### [Goal]
Could you write out every line of the records below word for word, leaving out the pictures?

### [Material for this task]

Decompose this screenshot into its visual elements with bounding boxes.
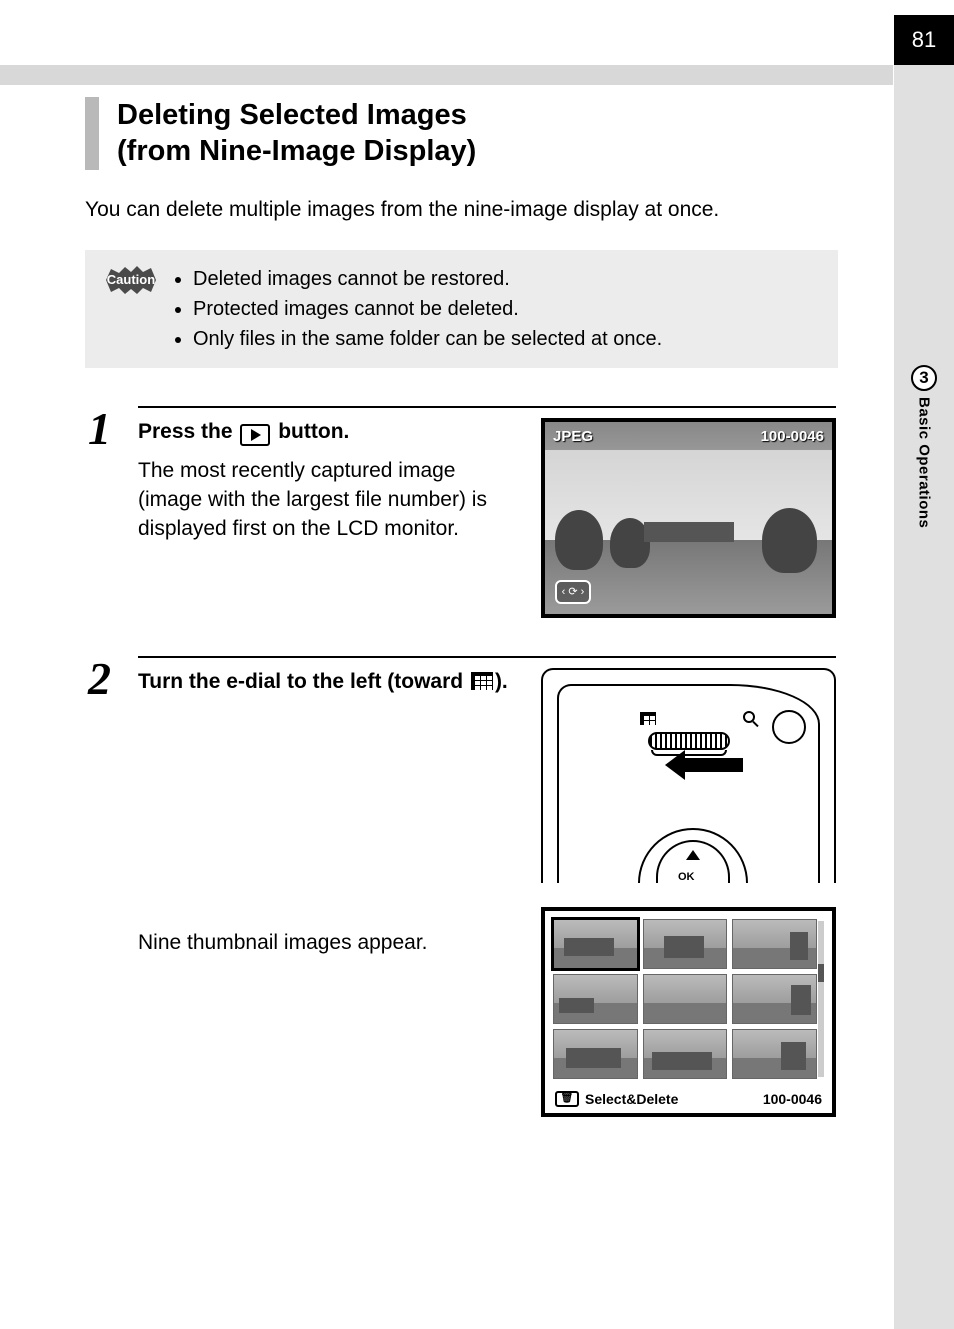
step-2-headline: Turn the e-dial to the left (toward ). xyxy=(138,668,521,695)
nine-file-number: 100-0046 xyxy=(763,1091,822,1107)
scrollbar xyxy=(818,921,824,1077)
step-2: 2 Turn the e-dial to the left (toward ). xyxy=(88,656,836,1117)
page-number-tab: 81 xyxy=(894,15,954,65)
chapter-number-circle: 3 xyxy=(911,365,937,391)
intro-paragraph: You can delete multiple images from the … xyxy=(85,198,815,222)
caution-box: Caution Deleted images cannot be restore… xyxy=(85,250,838,368)
rotate-icon: ‹ ⟳ › xyxy=(555,580,591,604)
caution-list: Deleted images cannot be restored. Prote… xyxy=(173,264,662,354)
page-number: 81 xyxy=(912,27,936,53)
headline-pre: Turn the e-dial to the left (toward xyxy=(138,670,469,693)
step-body: Turn the e-dial to the left (toward ). xyxy=(138,656,836,1117)
step-1-desc: The most recently captured image (image … xyxy=(138,456,521,544)
lcd-top-bar: JPEG 100-0046 xyxy=(553,428,824,445)
heading-text: Deleting Selected Images (from Nine-Imag… xyxy=(117,97,476,170)
nine-grid-icon xyxy=(640,712,656,725)
section-heading: Deleting Selected Images (from Nine-Imag… xyxy=(85,97,893,170)
headline-post: button. xyxy=(272,420,349,443)
playback-icon xyxy=(240,424,270,446)
heading-accent-bar xyxy=(85,97,99,170)
chapter-tab: 3 Basic Operations xyxy=(894,365,954,528)
step-1: 1 Press the button. The most recently ca… xyxy=(88,406,836,618)
ok-label: OK xyxy=(678,871,695,883)
heading-line2: (from Nine-Image Display) xyxy=(117,135,476,167)
thumbnail xyxy=(643,1029,728,1079)
thumbnail xyxy=(643,919,728,969)
thumbnail xyxy=(732,919,817,969)
headline-pre: Press the xyxy=(138,420,238,443)
lcd-file-number: 100-0046 xyxy=(761,428,824,445)
lcd-format-label: JPEG xyxy=(553,428,593,445)
step-number: 1 xyxy=(88,406,138,618)
page-content: Deleting Selected Images (from Nine-Imag… xyxy=(0,65,893,1117)
step-body: Press the button. The most recently capt… xyxy=(138,406,836,618)
step-number: 2 xyxy=(88,656,138,1117)
caution-icon: Caution xyxy=(103,264,159,296)
thumbnail xyxy=(732,1029,817,1079)
thumbnail xyxy=(553,919,638,969)
e-dial-icon xyxy=(648,732,730,750)
trash-icon: 🗑 xyxy=(555,1091,579,1107)
top-gray-strip xyxy=(0,65,893,85)
step-1-headline: Press the button. xyxy=(138,418,521,446)
nine-lcd-bottom-bar: 🗑 Select&Delete 100-0046 xyxy=(555,1091,822,1107)
thumbnail xyxy=(553,974,638,1024)
heading-line1: Deleting Selected Images xyxy=(117,99,467,131)
caution-label: Caution xyxy=(107,272,155,287)
arrow-left-icon xyxy=(683,758,743,772)
camera-top-diagram: OK xyxy=(541,668,836,883)
nine-grid xyxy=(553,919,817,1079)
magnify-icon xyxy=(743,711,755,723)
step-2-sub: Nine thumbnail images appear. xyxy=(138,931,521,955)
caution-item: Deleted images cannot be restored. xyxy=(193,264,662,294)
select-delete-label: Select&Delete xyxy=(585,1091,678,1107)
thumbnail xyxy=(553,1029,638,1079)
shutter-button-icon xyxy=(772,710,806,744)
nine-grid-icon xyxy=(471,672,493,690)
chapter-number: 3 xyxy=(919,368,928,388)
chapter-title: Basic Operations xyxy=(916,397,933,528)
nine-image-lcd-illustration: 🗑 Select&Delete 100-0046 xyxy=(541,907,836,1117)
side-bar: 3 Basic Operations xyxy=(894,65,954,1329)
caution-item: Only files in the same folder can be sel… xyxy=(193,324,662,354)
thumbnail xyxy=(643,974,728,1024)
headline-post: ). xyxy=(495,670,508,693)
lcd-preview-illustration: JPEG 100-0046 ‹ ⟳ › xyxy=(541,418,836,618)
caution-item: Protected images cannot be deleted. xyxy=(193,294,662,324)
thumbnail xyxy=(732,974,817,1024)
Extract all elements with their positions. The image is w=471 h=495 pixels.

### [Exercise answer]
Decompose this screenshot into its visual elements with bounding boxes.
step-2-headline: Turn the e-dial to the left (toward ). xyxy=(138,668,521,695)
nine-file-number: 100-0046 xyxy=(763,1091,822,1107)
scrollbar xyxy=(818,921,824,1077)
step-2: 2 Turn the e-dial to the left (toward ). xyxy=(88,656,836,1117)
page-number-tab: 81 xyxy=(894,15,954,65)
chapter-number-circle: 3 xyxy=(911,365,937,391)
intro-paragraph: You can delete multiple images from the … xyxy=(85,198,815,222)
caution-box: Caution Deleted images cannot be restore… xyxy=(85,250,838,368)
rotate-icon: ‹ ⟳ › xyxy=(555,580,591,604)
caution-list: Deleted images cannot be restored. Prote… xyxy=(173,264,662,354)
page-number: 81 xyxy=(912,27,936,53)
headline-pre: Turn the e-dial to the left (toward xyxy=(138,670,469,693)
step-body: Turn the e-dial to the left (toward ). xyxy=(138,656,836,1117)
step-1-desc: The most recently captured image (image … xyxy=(138,456,521,544)
lcd-top-bar: JPEG 100-0046 xyxy=(553,428,824,445)
heading-text: Deleting Selected Images (from Nine-Imag… xyxy=(117,97,476,170)
nine-grid-icon xyxy=(640,712,656,725)
section-heading: Deleting Selected Images (from Nine-Imag… xyxy=(85,97,893,170)
headline-post: button. xyxy=(272,420,349,443)
playback-icon xyxy=(240,424,270,446)
heading-accent-bar xyxy=(85,97,99,170)
chapter-tab: 3 Basic Operations xyxy=(894,365,954,528)
step-1: 1 Press the button. The most recently ca… xyxy=(88,406,836,618)
ok-label: OK xyxy=(678,871,695,883)
heading-line2: (from Nine-Image Display) xyxy=(117,135,476,167)
thumbnail xyxy=(643,1029,728,1079)
thumbnail xyxy=(643,919,728,969)
thumbnail xyxy=(732,919,817,969)
headline-pre: Press the xyxy=(138,420,238,443)
lcd-file-number: 100-0046 xyxy=(761,428,824,445)
lcd-format-label: JPEG xyxy=(553,428,593,445)
step-number: 1 xyxy=(88,406,138,618)
page-content: Deleting Selected Images (from Nine-Imag… xyxy=(0,65,893,1117)
step-body: Press the button. The most recently capt… xyxy=(138,406,836,618)
step-number: 2 xyxy=(88,656,138,1117)
caution-icon: Caution xyxy=(103,264,159,296)
thumbnail xyxy=(732,1029,817,1079)
thumbnail xyxy=(553,919,638,969)
e-dial-icon xyxy=(648,732,730,750)
trash-icon: 🗑 xyxy=(555,1091,579,1107)
top-gray-strip xyxy=(0,65,893,85)
step-1-headline: Press the button. xyxy=(138,418,521,446)
nine-lcd-bottom-bar: 🗑 Select&Delete 100-0046 xyxy=(555,1091,822,1107)
thumbnail xyxy=(553,974,638,1024)
heading-line1: Deleting Selected Images xyxy=(117,99,467,131)
caution-label: Caution xyxy=(107,272,155,287)
arrow-left-icon xyxy=(683,758,743,772)
camera-top-diagram: OK xyxy=(541,668,836,883)
nine-grid xyxy=(553,919,817,1079)
magnify-icon xyxy=(743,711,755,723)
step-2-sub: Nine thumbnail images appear. xyxy=(138,931,521,955)
caution-item: Deleted images cannot be restored. xyxy=(193,264,662,294)
select-delete-label: Select&Delete xyxy=(585,1091,678,1107)
thumbnail xyxy=(553,1029,638,1079)
shutter-button-icon xyxy=(772,710,806,744)
nine-grid-icon xyxy=(471,672,493,690)
chapter-number: 3 xyxy=(919,368,928,388)
chapter-title: Basic Operations xyxy=(916,397,933,528)
nine-image-lcd-illustration: 🗑 Select&Delete 100-0046 xyxy=(541,907,836,1117)
side-bar: 3 Basic Operations xyxy=(894,65,954,1329)
caution-item: Only files in the same folder can be sel… xyxy=(193,324,662,354)
thumbnail xyxy=(643,974,728,1024)
headline-post: ). xyxy=(495,670,508,693)
lcd-preview-illustration: JPEG 100-0046 ‹ ⟳ › xyxy=(541,418,836,618)
caution-item: Protected images cannot be deleted. xyxy=(193,294,662,324)
thumbnail xyxy=(732,974,817,1024)
Extract all elements with their positions. The image is w=471 h=495 pixels.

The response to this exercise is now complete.